=== Supplied information ===
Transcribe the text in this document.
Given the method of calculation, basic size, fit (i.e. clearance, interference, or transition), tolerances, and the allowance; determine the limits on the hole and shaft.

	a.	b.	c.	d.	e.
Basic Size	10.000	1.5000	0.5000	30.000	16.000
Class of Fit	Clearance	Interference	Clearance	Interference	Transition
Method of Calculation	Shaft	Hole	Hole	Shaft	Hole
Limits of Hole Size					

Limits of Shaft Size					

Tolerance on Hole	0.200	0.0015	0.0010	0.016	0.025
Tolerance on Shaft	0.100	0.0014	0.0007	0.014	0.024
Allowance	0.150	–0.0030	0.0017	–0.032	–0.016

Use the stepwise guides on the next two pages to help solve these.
===
▸ **Aim of the task**: Transcribe all lines as written.

▸ **Answer in full**:
Transcribe the text in this document.
Given the method of calculation, basic size, fit (i.e. clearance, interference, or transition), tolerances, and the allowance; determine the limits on the hole and shaft.

	a.	b.	c.	d.	e.
Basic Size	10.000	1.5000	0.5000	30.000	16.000
Class of Fit	Clearance	Interference	Clearance	Interference	Transition
Method of Calculation	Shaft	Hole	Hole	Shaft	Hole
Limits of Hole Size					

Limits of Shaft Size					

Tolerance on Hole	0.200	0.0015	0.0010	0.016	0.025
Tolerance on Shaft	0.100	0.0014	0.0007	0.014	0.024
Allowance	0.150	–0.0030	0.0017	–0.032	–0.016

Use the stepwise guides on the next two pages to help solve these.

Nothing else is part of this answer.